• **Exercise task**
Reproduce the data exactly and drop any pictures it holds.

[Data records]
— start —

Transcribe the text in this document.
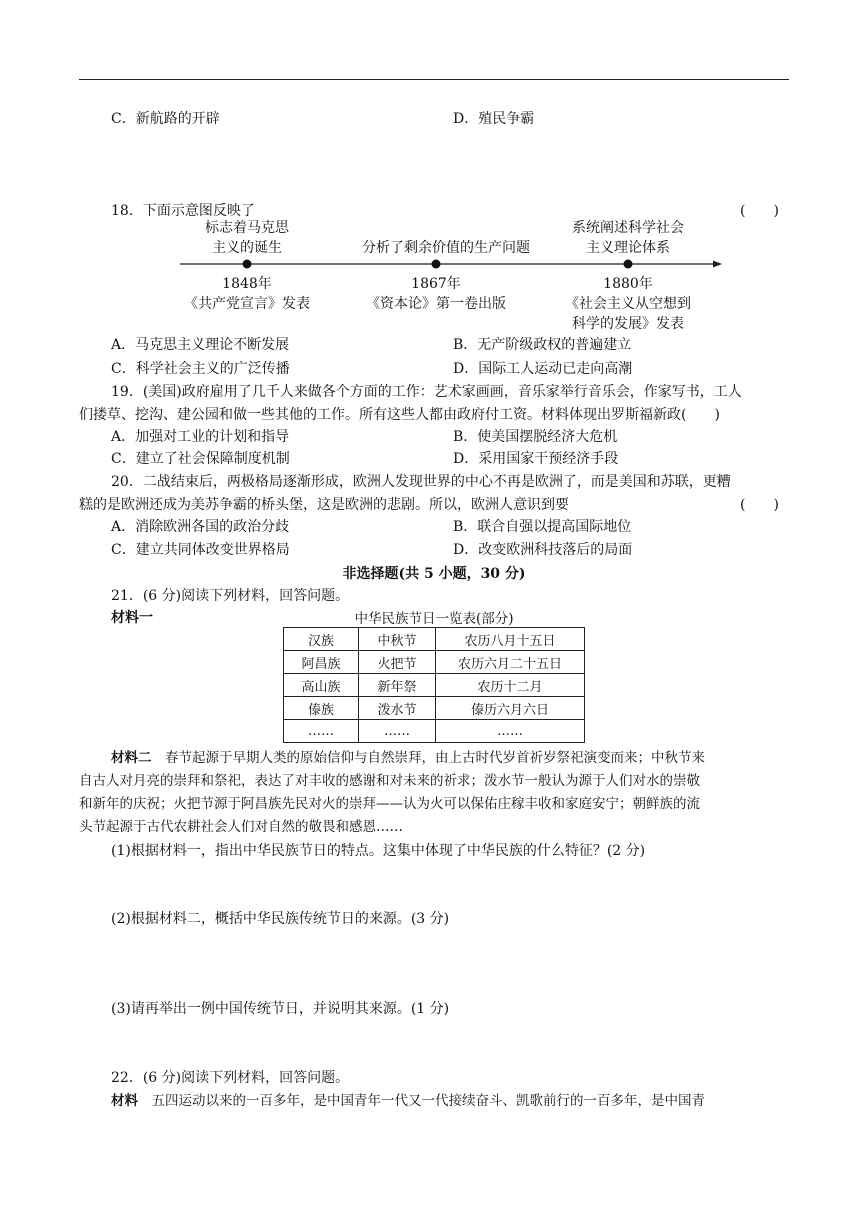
C．新航路的开辟	D．殖民争霸
18．下面示意图反映了	(　　)
标志着马克思
主义的诞生	分析了剩余价值的生产问题
系统阐述科学社会
主义理论体系
1848年
《共产党宣言》发表
1867年
《资本论》第一卷出版
1880年
《社会主义从空想到
科学的发展》发表
A．马克思主义理论不断发展	B．无产阶级政权的普遍建立
C．科学社会主义的广泛传播	D．国际工人运动已走向高潮
19．(美国)政府雇用了几千人来做各个方面的工作：艺术家画画，音乐家举行音乐会，作家写书，工人
们搂草、挖沟、建公园和做一些其他的工作。所有这些人都由政府付工资。材料体现出罗斯福新政(　　)
A．加强对工业的计划和指导	B．使美国摆脱经济大危机
C．建立了社会保障制度机制	D．采用国家干预经济手段
20．二战结束后，两极格局逐渐形成，欧洲人发现世界的中心不再是欧洲了，而是美国和苏联，更糟
糕的是欧洲还成为美苏争霸的桥头堡，这是欧洲的悲剧。所以，欧洲人意识到要	(　　)
A．消除欧洲各国的政治分歧	B．联合自强以提高国际地位
C．建立共同体改变世界格局	D．改变欧洲科技落后的局面
非选择题(共 5 小题，30 分)
21．(6 分)阅读下列材料，回答问题。
材料一	中华民族节日一览表(部分)
汉族	中秋节	农历八月十五日
阿昌族	火把节	农历六月二十五日
高山族	新年祭	农历十二月
傣族	泼水节	傣历六月六日
……	……	……
材料二　 春节起源于早期人类的原始信仰与自然崇拜，由上古时代岁首祈岁祭祀演变而来；中秋节来
自古人对月亮的崇拜和祭祀，表达了对丰收的感谢和对未来的祈求；泼水节一般认为源于人们对水的崇敬
和新年的庆祝；火把节源于阿昌族先民对火的崇拜——认为火可以保佑庄稼丰收和家庭安宁；朝鲜族的流
头节起源于古代农耕社会人们对自然的敬畏和感恩……
(1)根据材料一，指出中华民族节日的特点。这集中体现了中华民族的什么特征？(2 分)
(2)根据材料二，概括中华民族传统节日的来源。(3 分)
(3)请再举出一例中国传统节日，并说明其来源。(1 分)
22．(6 分)阅读下列材料，回答问题。
材料　 五四运动以来的一百多年，是中国青年一代又一代接续奋斗、凯歌前行的一百多年，是中国青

— end —

• **Reply to the task**
Transcribe the text in this document.
C．新航路的开辟	D．殖民争霸
18．下面示意图反映了	(　　)
标志着马克思
主义的诞生	分析了剩余价值的生产问题
系统阐述科学社会
主义理论体系
1848年
《共产党宣言》发表
1867年
《资本论》第一卷出版
1880年
《社会主义从空想到
科学的发展》发表
A．马克思主义理论不断发展	B．无产阶级政权的普遍建立
C．科学社会主义的广泛传播	D．国际工人运动已走向高潮
19．(美国)政府雇用了几千人来做各个方面的工作：艺术家画画，音乐家举行音乐会，作家写书，工人
们搂草、挖沟、建公园和做一些其他的工作。所有这些人都由政府付工资。材料体现出罗斯福新政(　　)
A．加强对工业的计划和指导	B．使美国摆脱经济大危机
C．建立了社会保障制度机制	D．采用国家干预经济手段
20．二战结束后，两极格局逐渐形成，欧洲人发现世界的中心不再是欧洲了，而是美国和苏联，更糟
糕的是欧洲还成为美苏争霸的桥头堡，这是欧洲的悲剧。所以，欧洲人意识到要	(　　)
A．消除欧洲各国的政治分歧	B．联合自强以提高国际地位
C．建立共同体改变世界格局	D．改变欧洲科技落后的局面
非选择题(共 5 小题，30 分)
21．(6 分)阅读下列材料，回答问题。
材料一	中华民族节日一览表(部分)
汉族	中秋节	农历八月十五日
阿昌族	火把节	农历六月二十五日
高山族	新年祭	农历十二月
傣族	泼水节	傣历六月六日
……	……	……
材料二　 春节起源于早期人类的原始信仰与自然崇拜，由上古时代岁首祈岁祭祀演变而来；中秋节来
自古人对月亮的崇拜和祭祀，表达了对丰收的感谢和对未来的祈求；泼水节一般认为源于人们对水的崇敬
和新年的庆祝；火把节源于阿昌族先民对火的崇拜——认为火可以保佑庄稼丰收和家庭安宁；朝鲜族的流
头节起源于古代农耕社会人们对自然的敬畏和感恩……
(1)根据材料一，指出中华民族节日的特点。这集中体现了中华民族的什么特征？(2 分)
(2)根据材料二，概括中华民族传统节日的来源。(3 分)
(3)请再举出一例中国传统节日，并说明其来源。(1 分)
22．(6 分)阅读下列材料，回答问题。
材料　 五四运动以来的一百多年，是中国青年一代又一代接续奋斗、凯歌前行的一百多年，是中国青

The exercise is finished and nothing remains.